Work required:
Copy out the data lines word for word, starting at the line that contains "Give me the" and ending at the line that contains "- cell-config-gp: General-purpose", with both of those lines included.

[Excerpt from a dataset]
** start **

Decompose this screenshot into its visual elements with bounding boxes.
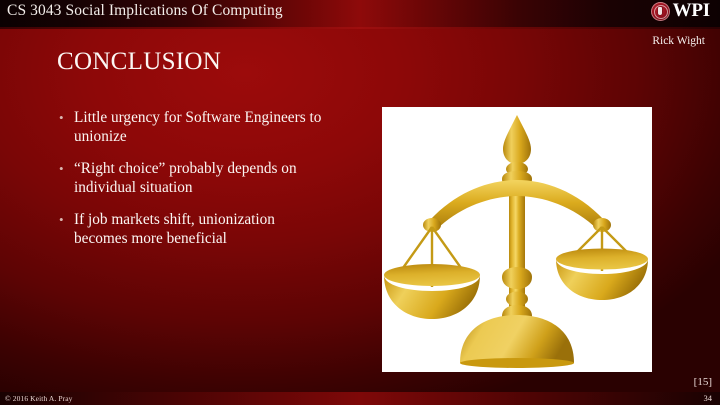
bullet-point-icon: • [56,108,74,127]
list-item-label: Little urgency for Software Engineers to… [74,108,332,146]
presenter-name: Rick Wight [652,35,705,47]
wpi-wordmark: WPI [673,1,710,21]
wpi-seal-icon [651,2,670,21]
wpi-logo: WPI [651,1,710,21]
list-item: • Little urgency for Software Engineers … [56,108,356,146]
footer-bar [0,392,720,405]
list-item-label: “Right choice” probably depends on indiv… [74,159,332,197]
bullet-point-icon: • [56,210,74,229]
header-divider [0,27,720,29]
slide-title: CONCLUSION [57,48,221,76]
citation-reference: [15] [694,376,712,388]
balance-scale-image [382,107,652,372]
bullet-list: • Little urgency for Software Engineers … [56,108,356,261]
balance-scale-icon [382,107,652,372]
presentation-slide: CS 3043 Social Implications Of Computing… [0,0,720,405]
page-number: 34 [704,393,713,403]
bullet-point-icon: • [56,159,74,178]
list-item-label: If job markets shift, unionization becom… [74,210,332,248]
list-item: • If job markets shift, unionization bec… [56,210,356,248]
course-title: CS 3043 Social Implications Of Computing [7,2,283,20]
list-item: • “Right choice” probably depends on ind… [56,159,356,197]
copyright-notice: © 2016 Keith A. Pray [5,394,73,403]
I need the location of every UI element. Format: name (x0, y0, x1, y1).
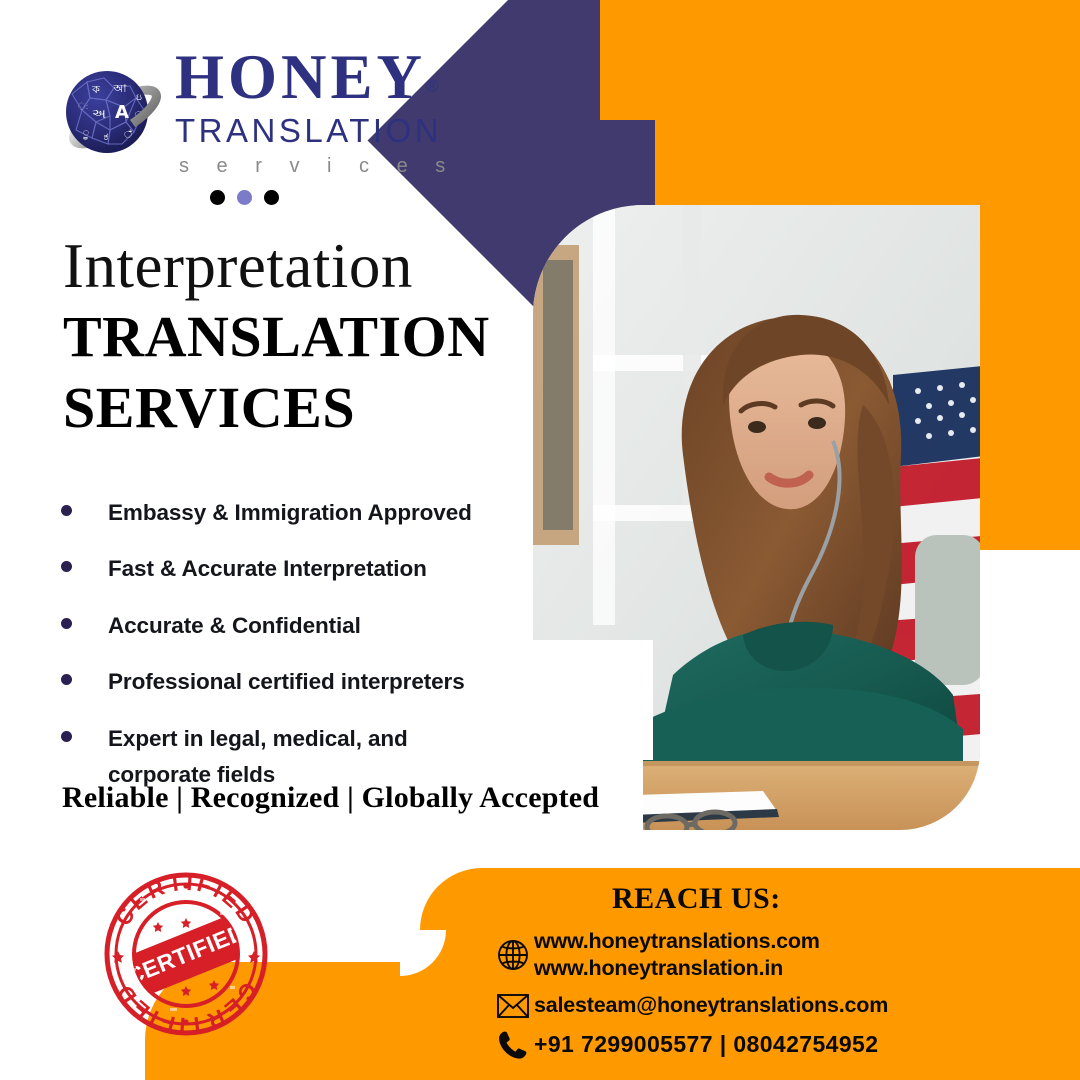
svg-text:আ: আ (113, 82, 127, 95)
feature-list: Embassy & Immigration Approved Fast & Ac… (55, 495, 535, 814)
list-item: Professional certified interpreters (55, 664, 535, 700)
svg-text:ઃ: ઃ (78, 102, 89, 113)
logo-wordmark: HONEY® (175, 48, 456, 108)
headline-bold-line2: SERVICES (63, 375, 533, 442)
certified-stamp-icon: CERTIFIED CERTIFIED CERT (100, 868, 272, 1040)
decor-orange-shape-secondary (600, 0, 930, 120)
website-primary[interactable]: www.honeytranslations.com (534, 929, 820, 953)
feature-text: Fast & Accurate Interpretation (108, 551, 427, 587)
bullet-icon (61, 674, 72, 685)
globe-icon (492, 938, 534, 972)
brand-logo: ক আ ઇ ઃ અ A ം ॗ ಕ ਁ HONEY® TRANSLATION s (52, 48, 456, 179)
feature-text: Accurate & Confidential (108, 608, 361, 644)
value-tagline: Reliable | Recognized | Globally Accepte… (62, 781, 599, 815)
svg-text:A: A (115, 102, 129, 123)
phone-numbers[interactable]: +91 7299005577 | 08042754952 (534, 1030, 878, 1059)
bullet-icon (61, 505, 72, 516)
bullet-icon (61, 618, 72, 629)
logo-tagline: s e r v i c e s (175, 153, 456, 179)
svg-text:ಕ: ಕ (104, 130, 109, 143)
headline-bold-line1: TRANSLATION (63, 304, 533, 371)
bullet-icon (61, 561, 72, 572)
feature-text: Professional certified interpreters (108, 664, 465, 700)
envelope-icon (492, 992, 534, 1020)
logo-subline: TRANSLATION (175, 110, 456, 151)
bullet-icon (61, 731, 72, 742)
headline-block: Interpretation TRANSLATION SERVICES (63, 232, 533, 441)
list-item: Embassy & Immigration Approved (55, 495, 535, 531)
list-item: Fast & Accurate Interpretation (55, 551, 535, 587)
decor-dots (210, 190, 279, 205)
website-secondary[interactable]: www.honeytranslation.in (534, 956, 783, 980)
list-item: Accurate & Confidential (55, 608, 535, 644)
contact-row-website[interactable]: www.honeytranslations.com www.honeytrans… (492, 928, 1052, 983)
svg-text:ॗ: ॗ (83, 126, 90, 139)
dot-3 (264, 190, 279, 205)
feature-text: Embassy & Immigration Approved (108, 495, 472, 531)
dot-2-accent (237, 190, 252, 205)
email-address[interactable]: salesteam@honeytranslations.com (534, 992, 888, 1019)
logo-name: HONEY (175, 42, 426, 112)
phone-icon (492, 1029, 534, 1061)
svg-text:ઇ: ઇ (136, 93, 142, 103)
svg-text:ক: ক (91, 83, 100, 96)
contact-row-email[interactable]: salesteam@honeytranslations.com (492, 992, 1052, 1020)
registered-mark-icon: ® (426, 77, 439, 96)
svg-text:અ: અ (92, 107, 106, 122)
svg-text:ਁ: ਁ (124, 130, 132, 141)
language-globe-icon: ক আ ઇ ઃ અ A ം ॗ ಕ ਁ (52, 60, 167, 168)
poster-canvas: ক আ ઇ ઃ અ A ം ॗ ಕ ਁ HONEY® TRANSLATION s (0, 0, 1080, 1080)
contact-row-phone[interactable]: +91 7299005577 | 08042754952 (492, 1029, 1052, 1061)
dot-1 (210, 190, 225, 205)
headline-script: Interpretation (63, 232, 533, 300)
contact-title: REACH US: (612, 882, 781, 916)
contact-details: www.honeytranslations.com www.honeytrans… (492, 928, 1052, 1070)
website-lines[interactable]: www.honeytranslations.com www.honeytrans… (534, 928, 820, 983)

** end **
** start **

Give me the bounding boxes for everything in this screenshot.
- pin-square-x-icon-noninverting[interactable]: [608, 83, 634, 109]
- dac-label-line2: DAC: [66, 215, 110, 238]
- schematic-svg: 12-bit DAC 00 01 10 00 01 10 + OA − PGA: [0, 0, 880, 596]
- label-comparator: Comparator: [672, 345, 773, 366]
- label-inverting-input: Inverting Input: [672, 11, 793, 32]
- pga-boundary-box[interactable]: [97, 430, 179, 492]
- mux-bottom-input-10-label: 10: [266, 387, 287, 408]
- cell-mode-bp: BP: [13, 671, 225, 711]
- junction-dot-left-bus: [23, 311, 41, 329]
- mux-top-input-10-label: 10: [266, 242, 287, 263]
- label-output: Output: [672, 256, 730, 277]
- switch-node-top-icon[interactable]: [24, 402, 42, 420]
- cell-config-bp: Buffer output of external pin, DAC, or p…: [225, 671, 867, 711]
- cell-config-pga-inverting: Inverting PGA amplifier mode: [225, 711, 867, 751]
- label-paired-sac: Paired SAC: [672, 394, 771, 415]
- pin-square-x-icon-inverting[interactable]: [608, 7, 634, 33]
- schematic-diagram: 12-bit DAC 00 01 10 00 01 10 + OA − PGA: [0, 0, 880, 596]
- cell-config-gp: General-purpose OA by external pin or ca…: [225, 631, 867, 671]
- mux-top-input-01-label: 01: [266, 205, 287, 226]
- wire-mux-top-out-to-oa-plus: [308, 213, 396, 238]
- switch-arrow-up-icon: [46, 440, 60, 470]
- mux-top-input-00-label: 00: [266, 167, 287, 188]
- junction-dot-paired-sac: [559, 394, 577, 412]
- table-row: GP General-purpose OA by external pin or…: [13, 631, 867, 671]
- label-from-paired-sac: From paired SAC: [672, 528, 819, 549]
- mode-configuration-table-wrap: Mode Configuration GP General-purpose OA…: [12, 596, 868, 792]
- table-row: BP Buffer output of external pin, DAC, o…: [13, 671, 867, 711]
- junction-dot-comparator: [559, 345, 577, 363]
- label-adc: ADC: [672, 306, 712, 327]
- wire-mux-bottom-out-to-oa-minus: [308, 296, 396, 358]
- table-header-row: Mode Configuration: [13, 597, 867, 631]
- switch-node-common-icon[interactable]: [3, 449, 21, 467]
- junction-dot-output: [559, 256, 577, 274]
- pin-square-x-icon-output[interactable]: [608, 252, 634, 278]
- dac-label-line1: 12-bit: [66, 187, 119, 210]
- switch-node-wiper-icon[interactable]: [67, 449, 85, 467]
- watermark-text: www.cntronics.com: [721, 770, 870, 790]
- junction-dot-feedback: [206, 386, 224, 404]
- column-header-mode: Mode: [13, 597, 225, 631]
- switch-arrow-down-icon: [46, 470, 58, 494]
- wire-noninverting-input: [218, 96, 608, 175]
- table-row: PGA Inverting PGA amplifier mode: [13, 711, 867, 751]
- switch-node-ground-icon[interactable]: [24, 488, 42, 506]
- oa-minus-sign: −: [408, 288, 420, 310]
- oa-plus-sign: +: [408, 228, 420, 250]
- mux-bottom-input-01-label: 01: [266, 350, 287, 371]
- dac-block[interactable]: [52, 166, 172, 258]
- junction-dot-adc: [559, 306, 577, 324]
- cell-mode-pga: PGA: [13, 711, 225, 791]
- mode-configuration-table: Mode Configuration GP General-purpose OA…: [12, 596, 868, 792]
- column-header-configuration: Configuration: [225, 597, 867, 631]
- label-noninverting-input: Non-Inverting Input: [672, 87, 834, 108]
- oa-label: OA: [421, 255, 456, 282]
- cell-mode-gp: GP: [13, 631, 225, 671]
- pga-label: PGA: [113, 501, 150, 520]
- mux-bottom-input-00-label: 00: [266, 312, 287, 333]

** end **

Problem solution:
Give me the bounding boxes for everything in this screenshot.
- pin-square-x-icon-noninverting[interactable]: [608, 83, 634, 109]
- dac-label-line2: DAC: [66, 215, 110, 238]
- schematic-svg: 12-bit DAC 00 01 10 00 01 10 + OA − PGA: [0, 0, 880, 596]
- label-comparator: Comparator: [672, 345, 773, 366]
- label-inverting-input: Inverting Input: [672, 11, 793, 32]
- pga-boundary-box[interactable]: [97, 430, 179, 492]
- mux-bottom-input-10-label: 10: [266, 387, 287, 408]
- cell-mode-bp: BP: [13, 671, 225, 711]
- junction-dot-left-bus: [23, 311, 41, 329]
- mux-top-input-10-label: 10: [266, 242, 287, 263]
- label-output: Output: [672, 256, 730, 277]
- switch-node-top-icon[interactable]: [24, 402, 42, 420]
- cell-config-bp: Buffer output of external pin, DAC, or p…: [225, 671, 867, 711]
- cell-config-pga-inverting: Inverting PGA amplifier mode: [225, 711, 867, 751]
- label-paired-sac: Paired SAC: [672, 394, 771, 415]
- pin-square-x-icon-inverting[interactable]: [608, 7, 634, 33]
- schematic-diagram: 12-bit DAC 00 01 10 00 01 10 + OA − PGA: [0, 0, 880, 596]
- cell-config-gp: General-purpose OA by external pin or ca…: [225, 631, 867, 671]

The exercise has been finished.